Lorsqu'on étudie des réactions, la position des sources et des détecteurs est fixe, l'énergie des réactifs est constante. En vertu des principes de conservations de l'énergie et de l'impulsion, les produits, lorsqu'ils passent dans les détecteurs ont donc une énergie bien déterminée. En 1930, les physiciens se heurtent à un important problème : le spectre d'énergie des électrons émis lors des désintégrations Bêta est étalé alors qu'il devrait être constitué, comme on vient de le voir, d'une seule raie.
Alors que beaucoup de scientifiques comme Niels Bohr, sont prêt à abandonner le principe de conservation de l'énergie, Pauli émet une hypothèse inattendue. Il suppose qu'une autre particule est émise lors de la désintégration Bêta. Les variations de l'énergie de l'électron sont compensées par celles de cette particule.
Fermi vit immédiatement l'intérêt de cette hypothèse et l'incorpora comme une brique essentielle à sa théorie de l'interaction faible. La réaction impose à cette particule d'être de charge nulle, Fermi l'appela donc "neutrino" (le petit neutre). Le neutrino est également censé n'interagir que très peu car on ne l'avait évidemment jamais detecté.

▸ Données fournies:
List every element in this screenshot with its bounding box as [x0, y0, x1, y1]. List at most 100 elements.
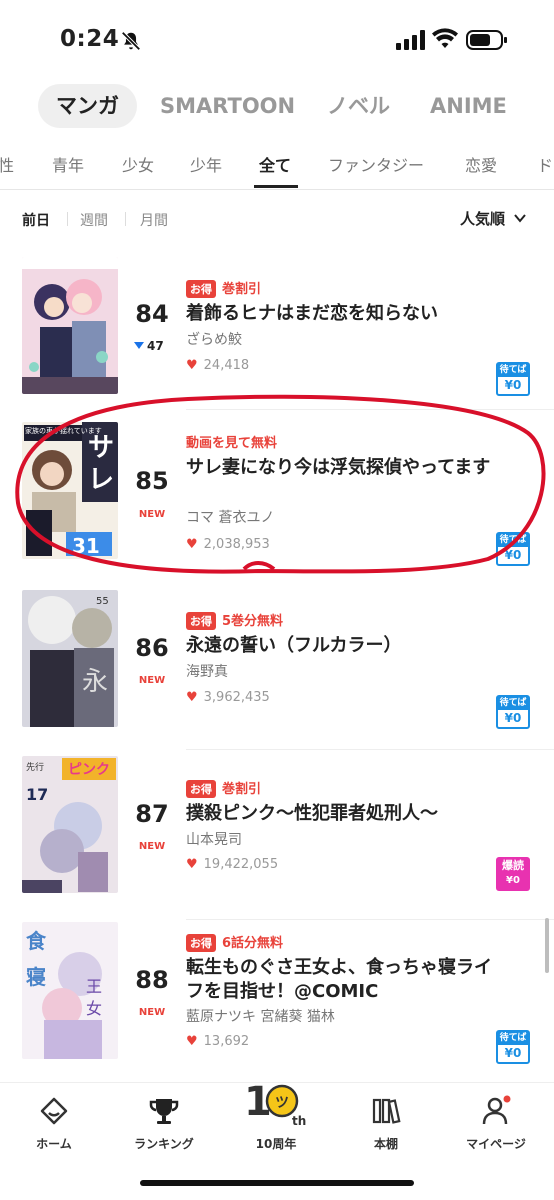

▸ Énoncé:
Extrayez du texte sur le neutrino tout ce qui va de « Alors que beaucoup » jusqu'à « évidemment jamais detecté. », sans rien y changer. Servez-vous uniquement du texte, pas des lignes.

▸ Corrigé:
Alors que beaucoup de scientifiques comme Niels Bohr, sont prêt à abandonner le principe de conservation de l'énergie, Pauli émet une hypothèse inattendue. Il suppose qu'une autre particule est émise lors de la désintégration Bêta. Les variations de l'énergie de l'électron sont compensées par celles de cette particule.
Fermi vit immédiatement l'intérêt de cette hypothèse et l'incorpora comme une brique essentielle à sa théorie de l'interaction faible. La réaction impose à cette particule d'être de charge nulle, Fermi l'appela donc "neutrino" (le petit neutre). Le neutrino est également censé n'interagir que très peu car on ne l'avait évidemment jamais detecté.